_Exercise aim_:
Tally the lines below containing the word "Сергей" and give that total alone.

_Provided entries_:
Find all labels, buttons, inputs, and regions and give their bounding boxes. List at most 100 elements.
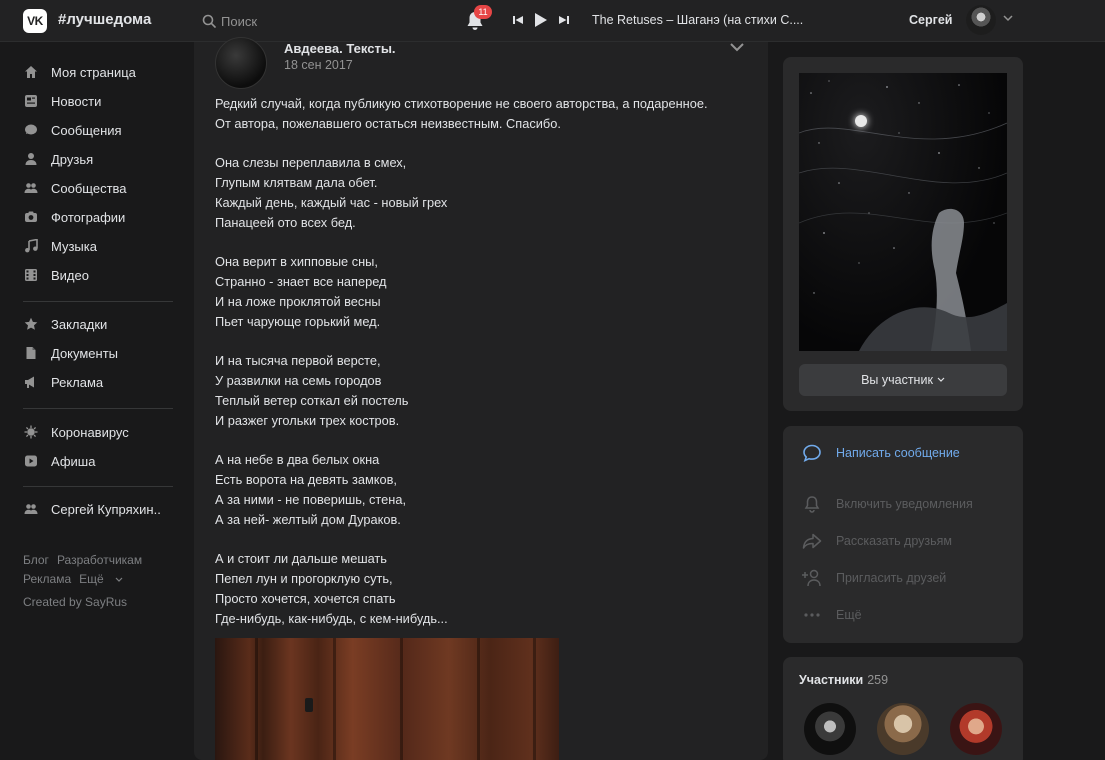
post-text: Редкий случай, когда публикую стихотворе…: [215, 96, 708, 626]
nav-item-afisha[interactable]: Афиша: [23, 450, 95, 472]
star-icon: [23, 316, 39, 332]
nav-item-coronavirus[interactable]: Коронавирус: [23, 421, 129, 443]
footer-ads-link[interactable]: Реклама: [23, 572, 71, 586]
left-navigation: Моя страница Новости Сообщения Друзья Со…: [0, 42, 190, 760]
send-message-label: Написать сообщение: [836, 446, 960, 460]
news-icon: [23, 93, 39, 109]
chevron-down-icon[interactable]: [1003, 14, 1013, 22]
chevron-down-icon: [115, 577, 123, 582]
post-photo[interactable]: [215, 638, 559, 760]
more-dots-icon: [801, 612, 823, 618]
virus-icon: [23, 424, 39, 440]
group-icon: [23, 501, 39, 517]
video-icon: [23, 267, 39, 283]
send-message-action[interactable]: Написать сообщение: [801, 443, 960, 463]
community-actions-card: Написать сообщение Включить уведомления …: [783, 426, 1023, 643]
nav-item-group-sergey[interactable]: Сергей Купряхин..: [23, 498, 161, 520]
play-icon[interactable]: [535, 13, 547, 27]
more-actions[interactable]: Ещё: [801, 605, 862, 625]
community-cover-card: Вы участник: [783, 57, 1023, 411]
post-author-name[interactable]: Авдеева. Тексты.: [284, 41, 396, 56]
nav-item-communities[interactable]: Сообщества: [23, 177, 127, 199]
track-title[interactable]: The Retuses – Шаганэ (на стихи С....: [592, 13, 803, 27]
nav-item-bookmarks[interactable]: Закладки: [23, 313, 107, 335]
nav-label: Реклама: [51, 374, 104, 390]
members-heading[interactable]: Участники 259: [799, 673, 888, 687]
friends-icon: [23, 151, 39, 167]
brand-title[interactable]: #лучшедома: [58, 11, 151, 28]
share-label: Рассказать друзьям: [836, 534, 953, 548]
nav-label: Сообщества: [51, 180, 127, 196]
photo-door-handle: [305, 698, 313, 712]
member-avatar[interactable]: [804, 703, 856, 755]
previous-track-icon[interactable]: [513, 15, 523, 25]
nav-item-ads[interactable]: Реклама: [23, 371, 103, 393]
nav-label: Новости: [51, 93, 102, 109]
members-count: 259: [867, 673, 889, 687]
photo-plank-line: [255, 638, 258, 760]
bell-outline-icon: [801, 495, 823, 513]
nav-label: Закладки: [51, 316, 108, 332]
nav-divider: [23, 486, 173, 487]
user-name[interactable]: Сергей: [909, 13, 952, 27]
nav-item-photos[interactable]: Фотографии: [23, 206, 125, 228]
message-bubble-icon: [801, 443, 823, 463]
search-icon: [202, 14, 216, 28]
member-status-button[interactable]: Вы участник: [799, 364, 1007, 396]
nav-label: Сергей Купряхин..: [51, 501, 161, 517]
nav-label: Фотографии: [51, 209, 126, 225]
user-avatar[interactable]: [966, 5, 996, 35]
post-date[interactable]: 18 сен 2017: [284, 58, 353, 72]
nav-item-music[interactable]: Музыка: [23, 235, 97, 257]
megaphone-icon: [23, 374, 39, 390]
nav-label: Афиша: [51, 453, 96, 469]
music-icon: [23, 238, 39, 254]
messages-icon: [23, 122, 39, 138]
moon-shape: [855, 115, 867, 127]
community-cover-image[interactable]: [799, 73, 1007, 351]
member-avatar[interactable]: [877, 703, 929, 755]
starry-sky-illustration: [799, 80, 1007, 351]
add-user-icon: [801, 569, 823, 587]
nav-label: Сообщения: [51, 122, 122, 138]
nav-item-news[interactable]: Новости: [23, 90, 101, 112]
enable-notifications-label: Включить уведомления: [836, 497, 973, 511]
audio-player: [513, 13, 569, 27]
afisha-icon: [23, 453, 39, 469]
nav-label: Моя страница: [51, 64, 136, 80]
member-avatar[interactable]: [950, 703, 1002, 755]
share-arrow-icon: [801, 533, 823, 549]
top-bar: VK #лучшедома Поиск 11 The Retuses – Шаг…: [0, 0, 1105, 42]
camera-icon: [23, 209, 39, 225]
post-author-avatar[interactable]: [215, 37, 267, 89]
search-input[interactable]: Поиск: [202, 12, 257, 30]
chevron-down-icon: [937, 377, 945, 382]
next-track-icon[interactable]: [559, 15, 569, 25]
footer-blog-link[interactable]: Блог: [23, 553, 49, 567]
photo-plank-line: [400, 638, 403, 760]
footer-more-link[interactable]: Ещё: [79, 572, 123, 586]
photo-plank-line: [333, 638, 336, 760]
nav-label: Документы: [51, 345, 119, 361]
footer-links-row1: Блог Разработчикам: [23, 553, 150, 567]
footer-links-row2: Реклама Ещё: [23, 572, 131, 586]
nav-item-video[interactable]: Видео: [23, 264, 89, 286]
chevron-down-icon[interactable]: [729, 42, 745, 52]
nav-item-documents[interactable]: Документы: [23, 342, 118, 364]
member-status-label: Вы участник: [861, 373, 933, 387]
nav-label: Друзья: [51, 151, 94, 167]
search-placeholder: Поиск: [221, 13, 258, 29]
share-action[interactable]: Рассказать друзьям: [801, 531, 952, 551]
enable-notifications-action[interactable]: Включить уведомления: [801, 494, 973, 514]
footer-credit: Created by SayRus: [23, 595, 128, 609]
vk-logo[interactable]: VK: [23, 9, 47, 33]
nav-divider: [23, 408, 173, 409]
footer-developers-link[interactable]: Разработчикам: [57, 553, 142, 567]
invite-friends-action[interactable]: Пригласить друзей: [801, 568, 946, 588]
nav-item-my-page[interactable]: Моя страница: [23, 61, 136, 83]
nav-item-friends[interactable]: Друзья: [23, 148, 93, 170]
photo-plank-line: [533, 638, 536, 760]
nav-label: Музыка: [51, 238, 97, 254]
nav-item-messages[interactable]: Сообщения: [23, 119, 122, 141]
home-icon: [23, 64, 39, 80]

_Result for this task_:
3